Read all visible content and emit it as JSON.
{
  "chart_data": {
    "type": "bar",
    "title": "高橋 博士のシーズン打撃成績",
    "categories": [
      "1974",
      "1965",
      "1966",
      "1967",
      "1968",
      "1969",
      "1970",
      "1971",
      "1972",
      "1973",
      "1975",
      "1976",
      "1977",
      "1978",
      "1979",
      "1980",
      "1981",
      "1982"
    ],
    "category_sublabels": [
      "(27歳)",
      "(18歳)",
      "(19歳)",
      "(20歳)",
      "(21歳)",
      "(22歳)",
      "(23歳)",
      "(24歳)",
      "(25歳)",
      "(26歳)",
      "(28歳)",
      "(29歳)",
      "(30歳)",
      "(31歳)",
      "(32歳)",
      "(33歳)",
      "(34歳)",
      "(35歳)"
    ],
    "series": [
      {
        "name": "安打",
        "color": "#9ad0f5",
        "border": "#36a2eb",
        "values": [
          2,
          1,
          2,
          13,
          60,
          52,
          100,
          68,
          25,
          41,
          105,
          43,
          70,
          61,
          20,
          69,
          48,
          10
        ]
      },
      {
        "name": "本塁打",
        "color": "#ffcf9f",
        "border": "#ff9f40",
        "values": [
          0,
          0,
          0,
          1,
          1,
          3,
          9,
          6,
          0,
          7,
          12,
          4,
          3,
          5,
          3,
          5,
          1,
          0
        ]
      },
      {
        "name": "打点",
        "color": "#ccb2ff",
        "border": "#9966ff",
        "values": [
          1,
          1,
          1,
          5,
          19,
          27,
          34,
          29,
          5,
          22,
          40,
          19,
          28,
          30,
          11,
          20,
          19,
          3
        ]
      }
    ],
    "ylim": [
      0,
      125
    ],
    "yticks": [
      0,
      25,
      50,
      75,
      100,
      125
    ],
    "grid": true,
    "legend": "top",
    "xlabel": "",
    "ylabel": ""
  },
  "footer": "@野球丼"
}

——————

Repeat the material word for word, in full.

Read all visible content and emit it as JSON.
{
  "chart_data": {
    "type": "bar",
    "title": "高橋 博士のシーズン打撃成績",
    "categories": [
      "1974",
      "1965",
      "1966",
      "1967",
      "1968",
      "1969",
      "1970",
      "1971",
      "1972",
      "1973",
      "1975",
      "1976",
      "1977",
      "1978",
      "1979",
      "1980",
      "1981",
      "1982"
    ],
    "category_sublabels": [
      "(27歳)",
      "(18歳)",
      "(19歳)",
      "(20歳)",
      "(21歳)",
      "(22歳)",
      "(23歳)",
      "(24歳)",
      "(25歳)",
      "(26歳)",
      "(28歳)",
      "(29歳)",
      "(30歳)",
      "(31歳)",
      "(32歳)",
      "(33歳)",
      "(34歳)",
      "(35歳)"
    ],
    "series": [
      {
        "name": "安打",
        "color": "#9ad0f5",
        "border": "#36a2eb",
        "values": [
          2,
          1,
          2,
          13,
          60,
          52,
          100,
          68,
          25,
          41,
          105,
          43,
          70,
          61,
          20,
          69,
          48,
          10
        ]
      },
      {
        "name": "本塁打",
        "color": "#ffcf9f",
        "border": "#ff9f40",
        "values": [
          0,
          0,
          0,
          1,
          1,
          3,
          9,
          6,
          0,
          7,
          12,
          4,
          3,
          5,
          3,
          5,
          1,
          0
        ]
      },
      {
        "name": "打点",
        "color": "#ccb2ff",
        "border": "#9966ff",
        "values": [
          1,
          1,
          1,
          5,
          19,
          27,
          34,
          29,
          5,
          22,
          40,
          19,
          28,
          30,
          11,
          20,
          19,
          3
        ]
      }
    ],
    "ylim": [
      0,
      125
    ],
    "yticks": [
      0,
      25,
      50,
      75,
      100,
      125
    ],
    "grid": true,
    "legend": "top",
    "xlabel": "",
    "ylabel": ""
  },
  "footer": "@野球丼"
}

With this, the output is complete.